[Dataset rows]
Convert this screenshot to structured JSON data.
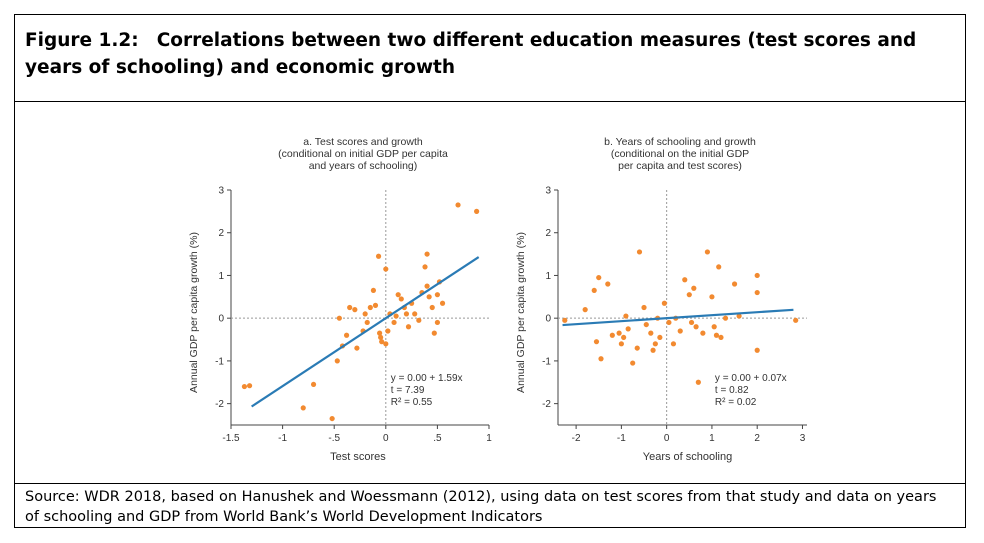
{
  "figure": {
    "number": "Figure 1.2:",
    "title": "Correlations between two different education measures (test scores and years of schooling) and economic growth"
  },
  "source": "Source:  WDR 2018, based on Hanushek and Woessmann (2012), using data on test scores from that study and data on years of schooling and GDP from World Bank’s World Development Indicators",
  "colors": {
    "points": "#f28a30",
    "line": "#2a7bb5",
    "axis": "#444444",
    "ref": "#999999"
  },
  "chart_data": [
    {
      "type": "scatter",
      "title_lines": [
        "a. Test scores and growth",
        "(conditional on initial GDP per capita",
        "and years of schooling)"
      ],
      "xlabel": "Test scores",
      "ylabel": "Annual GDP per capita growth (%)",
      "xlim": [
        -1.5,
        1.0
      ],
      "ylim": [
        -2.5,
        3.0
      ],
      "xticks": [
        -1.5,
        -1,
        -0.5,
        0,
        0.5,
        1
      ],
      "xtick_labels": [
        "-1.5",
        "-1",
        "-.5",
        "0",
        ".5",
        "1"
      ],
      "yticks": [
        -2,
        -1,
        0,
        1,
        2,
        3
      ],
      "ytick_labels": [
        "-2",
        "-1",
        "0",
        "1",
        "2",
        "3"
      ],
      "fit": {
        "intercept": 0.0,
        "slope": 1.59,
        "x_range": [
          -1.3,
          0.9
        ]
      },
      "stats": [
        "y = 0.00 + 1.59x",
        "t = 7.39",
        "R² = 0.55"
      ],
      "points": [
        [
          -1.32,
          -1.58
        ],
        [
          -1.37,
          -1.6
        ],
        [
          -0.8,
          -2.1
        ],
        [
          -0.7,
          -1.55
        ],
        [
          -0.52,
          -2.35
        ],
        [
          -0.47,
          -1.0
        ],
        [
          -0.42,
          -0.65
        ],
        [
          -0.38,
          -0.4
        ],
        [
          -0.28,
          -0.7
        ],
        [
          -0.22,
          -0.3
        ],
        [
          -0.18,
          -0.1
        ],
        [
          -0.3,
          0.2
        ],
        [
          -0.35,
          0.25
        ],
        [
          -0.45,
          0.0
        ],
        [
          -0.2,
          0.1
        ],
        [
          -0.15,
          0.25
        ],
        [
          -0.12,
          0.65
        ],
        [
          -0.1,
          0.3
        ],
        [
          -0.06,
          -0.35
        ],
        [
          -0.05,
          -0.45
        ],
        [
          -0.04,
          -0.55
        ],
        [
          0.0,
          -0.6
        ],
        [
          0.02,
          -0.3
        ],
        [
          0.04,
          0.1
        ],
        [
          0.0,
          1.15
        ],
        [
          -0.07,
          1.45
        ],
        [
          0.08,
          -0.1
        ],
        [
          0.1,
          0.05
        ],
        [
          0.12,
          0.55
        ],
        [
          0.15,
          0.45
        ],
        [
          0.18,
          0.25
        ],
        [
          0.2,
          0.1
        ],
        [
          0.22,
          -0.2
        ],
        [
          0.25,
          0.35
        ],
        [
          0.28,
          0.1
        ],
        [
          0.32,
          -0.05
        ],
        [
          0.35,
          0.6
        ],
        [
          0.38,
          1.2
        ],
        [
          0.4,
          0.75
        ],
        [
          0.42,
          0.5
        ],
        [
          0.45,
          0.25
        ],
        [
          0.47,
          -0.35
        ],
        [
          0.5,
          0.55
        ],
        [
          0.52,
          0.85
        ],
        [
          0.55,
          0.35
        ],
        [
          0.4,
          1.5
        ],
        [
          0.7,
          2.65
        ],
        [
          0.88,
          2.5
        ],
        [
          0.5,
          -0.1
        ]
      ]
    },
    {
      "type": "scatter",
      "title_lines": [
        "b. Years of schooling and growth",
        "(conditional on the initial GDP",
        "per capita and test scores)"
      ],
      "xlabel": "Years of schooling",
      "ylabel": "Annual GDP per capita growth (%)",
      "xlim": [
        -2.4,
        3.1
      ],
      "ylim": [
        -2.5,
        3.0
      ],
      "xticks": [
        -2,
        -1,
        0,
        1,
        2,
        3
      ],
      "xtick_labels": [
        "-2",
        "-1",
        "0",
        "1",
        "2",
        "3"
      ],
      "yticks": [
        -2,
        -1,
        0,
        1,
        2,
        3
      ],
      "ytick_labels": [
        "-2",
        "-1",
        "0",
        "1",
        "2",
        "3"
      ],
      "fit": {
        "intercept": 0.0,
        "slope": 0.07,
        "x_range": [
          -2.3,
          2.8
        ]
      },
      "stats": [
        "y = 0.00 + 0.07x",
        "t = 0.82",
        "R² = 0.02"
      ],
      "points": [
        [
          -2.25,
          -0.05
        ],
        [
          -1.8,
          0.2
        ],
        [
          -1.6,
          0.65
        ],
        [
          -1.5,
          0.95
        ],
        [
          -1.3,
          0.8
        ],
        [
          -1.55,
          -0.55
        ],
        [
          -1.45,
          -0.95
        ],
        [
          -1.2,
          -0.4
        ],
        [
          -1.05,
          -0.35
        ],
        [
          -0.95,
          -0.45
        ],
        [
          -0.85,
          -0.25
        ],
        [
          -0.75,
          -1.05
        ],
        [
          -0.65,
          -0.7
        ],
        [
          -0.6,
          1.55
        ],
        [
          -0.5,
          0.25
        ],
        [
          -0.45,
          -0.15
        ],
        [
          -0.35,
          -0.35
        ],
        [
          -0.25,
          -0.6
        ],
        [
          -0.2,
          0.0
        ],
        [
          -0.15,
          -0.45
        ],
        [
          -0.05,
          0.35
        ],
        [
          0.05,
          -0.1
        ],
        [
          0.15,
          -0.6
        ],
        [
          0.3,
          -0.3
        ],
        [
          0.4,
          0.9
        ],
        [
          0.5,
          0.55
        ],
        [
          0.6,
          0.7
        ],
        [
          0.65,
          -0.2
        ],
        [
          0.7,
          -1.5
        ],
        [
          0.8,
          -0.35
        ],
        [
          0.9,
          1.55
        ],
        [
          1.0,
          0.5
        ],
        [
          1.05,
          -0.2
        ],
        [
          1.1,
          -0.4
        ],
        [
          1.2,
          -0.45
        ],
        [
          1.3,
          0.0
        ],
        [
          1.5,
          0.8
        ],
        [
          1.6,
          0.05
        ],
        [
          2.0,
          1.0
        ],
        [
          2.0,
          0.6
        ],
        [
          2.0,
          -0.75
        ],
        [
          2.85,
          -0.05
        ],
        [
          -0.9,
          0.05
        ],
        [
          0.2,
          0.0
        ],
        [
          1.15,
          1.2
        ],
        [
          -1.0,
          -0.6
        ],
        [
          -0.3,
          -0.75
        ],
        [
          0.55,
          -0.1
        ]
      ]
    }
  ]
}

#### REQUIRED TASK
Your task is to collect every line above that contains the word "growth".

#### TASK ANSWER
    "title": "Correlations between two different education measures (test scores and years of schooling) and economic growth"
        "a. Test scores and growth",
      "ylabel": "Annual GDP per capita growth (%)",
        "b. Years of schooling and growth",
      "ylabel": "Annual GDP per capita growth (%)",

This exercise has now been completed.